● Given problem
From the records, pick out and copy each line containing "قاله".

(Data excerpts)
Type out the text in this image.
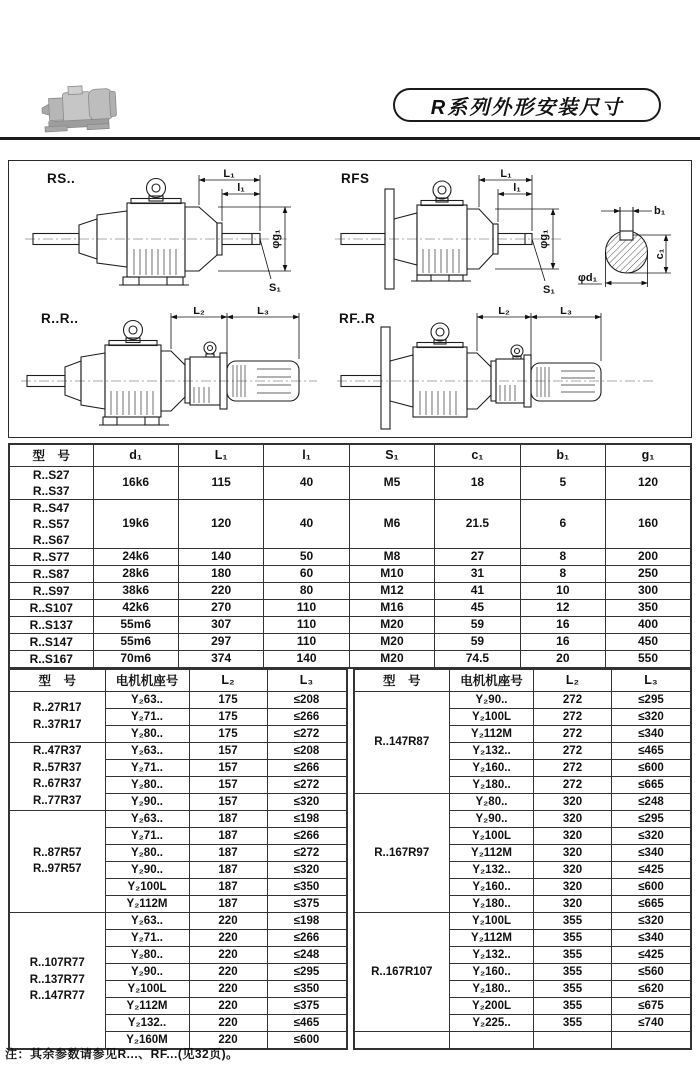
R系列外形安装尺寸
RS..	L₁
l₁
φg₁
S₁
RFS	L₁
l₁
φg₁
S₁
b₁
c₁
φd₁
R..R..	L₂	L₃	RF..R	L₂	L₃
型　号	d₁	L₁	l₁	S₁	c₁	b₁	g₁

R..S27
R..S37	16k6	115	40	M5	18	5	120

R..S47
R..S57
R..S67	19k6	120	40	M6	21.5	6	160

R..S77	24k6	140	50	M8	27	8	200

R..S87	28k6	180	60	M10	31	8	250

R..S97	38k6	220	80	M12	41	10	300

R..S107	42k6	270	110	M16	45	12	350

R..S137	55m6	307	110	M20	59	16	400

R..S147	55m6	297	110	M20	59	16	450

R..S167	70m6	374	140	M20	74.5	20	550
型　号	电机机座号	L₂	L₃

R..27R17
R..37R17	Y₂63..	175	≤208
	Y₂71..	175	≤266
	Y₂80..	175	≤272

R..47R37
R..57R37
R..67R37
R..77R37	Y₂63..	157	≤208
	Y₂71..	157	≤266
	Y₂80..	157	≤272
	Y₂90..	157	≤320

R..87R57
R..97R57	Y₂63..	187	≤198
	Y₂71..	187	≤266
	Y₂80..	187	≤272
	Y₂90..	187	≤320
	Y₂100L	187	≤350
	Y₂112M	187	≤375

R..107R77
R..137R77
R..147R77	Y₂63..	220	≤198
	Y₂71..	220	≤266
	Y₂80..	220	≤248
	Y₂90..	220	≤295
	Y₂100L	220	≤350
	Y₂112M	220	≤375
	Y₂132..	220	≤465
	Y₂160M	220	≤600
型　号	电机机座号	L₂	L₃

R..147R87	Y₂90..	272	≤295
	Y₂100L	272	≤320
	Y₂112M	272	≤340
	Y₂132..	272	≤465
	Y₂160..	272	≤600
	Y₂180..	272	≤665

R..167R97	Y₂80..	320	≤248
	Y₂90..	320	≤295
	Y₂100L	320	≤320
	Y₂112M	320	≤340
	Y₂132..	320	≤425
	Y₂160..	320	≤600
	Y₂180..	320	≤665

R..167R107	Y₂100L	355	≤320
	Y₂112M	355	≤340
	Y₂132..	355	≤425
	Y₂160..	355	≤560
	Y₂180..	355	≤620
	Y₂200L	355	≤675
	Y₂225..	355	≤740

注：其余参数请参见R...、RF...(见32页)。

==

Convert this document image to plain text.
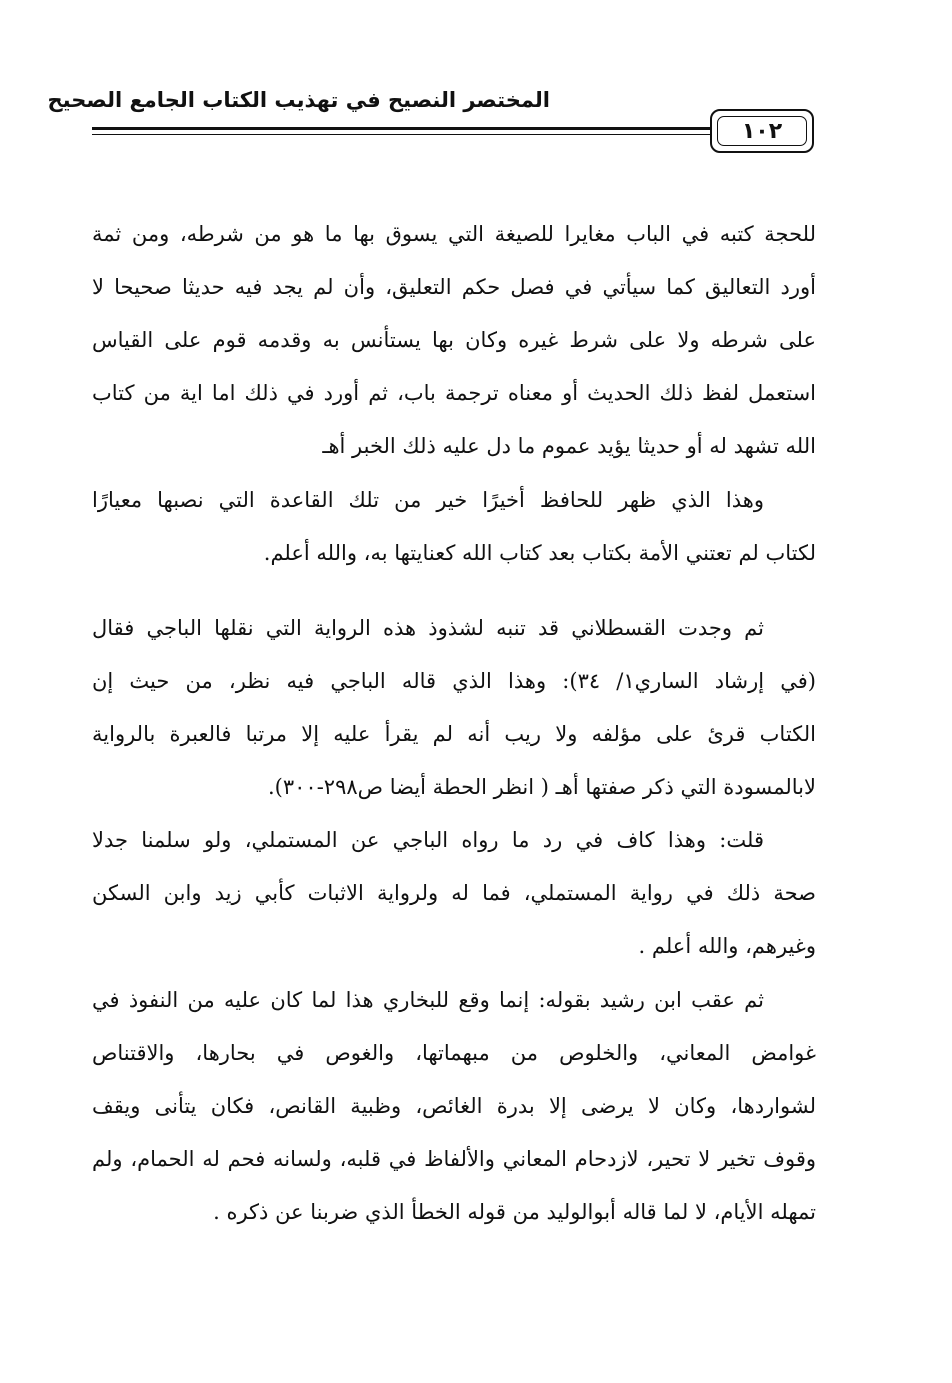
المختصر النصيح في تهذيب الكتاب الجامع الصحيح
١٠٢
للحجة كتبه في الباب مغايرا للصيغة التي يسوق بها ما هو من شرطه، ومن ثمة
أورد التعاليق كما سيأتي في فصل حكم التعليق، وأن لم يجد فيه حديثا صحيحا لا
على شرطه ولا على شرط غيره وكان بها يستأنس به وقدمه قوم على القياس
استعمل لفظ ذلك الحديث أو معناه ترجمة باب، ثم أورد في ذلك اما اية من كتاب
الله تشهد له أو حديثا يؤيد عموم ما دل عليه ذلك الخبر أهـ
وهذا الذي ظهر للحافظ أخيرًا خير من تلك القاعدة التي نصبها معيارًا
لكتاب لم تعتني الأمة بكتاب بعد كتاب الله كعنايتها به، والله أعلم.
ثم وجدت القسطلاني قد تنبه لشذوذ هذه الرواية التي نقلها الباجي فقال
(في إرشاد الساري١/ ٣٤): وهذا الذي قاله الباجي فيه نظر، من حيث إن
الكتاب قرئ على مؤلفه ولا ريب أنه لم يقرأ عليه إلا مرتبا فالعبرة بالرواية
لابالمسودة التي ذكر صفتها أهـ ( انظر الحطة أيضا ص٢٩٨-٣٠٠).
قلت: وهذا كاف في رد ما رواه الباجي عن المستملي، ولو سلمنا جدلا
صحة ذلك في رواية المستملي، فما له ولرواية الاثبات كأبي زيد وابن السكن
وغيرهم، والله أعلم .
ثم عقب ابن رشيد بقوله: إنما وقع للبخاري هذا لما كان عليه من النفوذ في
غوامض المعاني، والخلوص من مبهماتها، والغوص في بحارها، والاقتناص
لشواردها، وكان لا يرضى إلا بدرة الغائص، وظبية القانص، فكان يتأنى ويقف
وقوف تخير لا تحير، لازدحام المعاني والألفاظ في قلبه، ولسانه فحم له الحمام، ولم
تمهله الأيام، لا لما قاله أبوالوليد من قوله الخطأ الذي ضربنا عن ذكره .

● Solution
(في إرشاد الساري١/ ٣٤): وهذا الذي قاله الباجي فيه نظر، من حيث إن
تمهله الأيام، لا لما قاله أبوالوليد من قوله الخطأ الذي ضربنا عن ذكره .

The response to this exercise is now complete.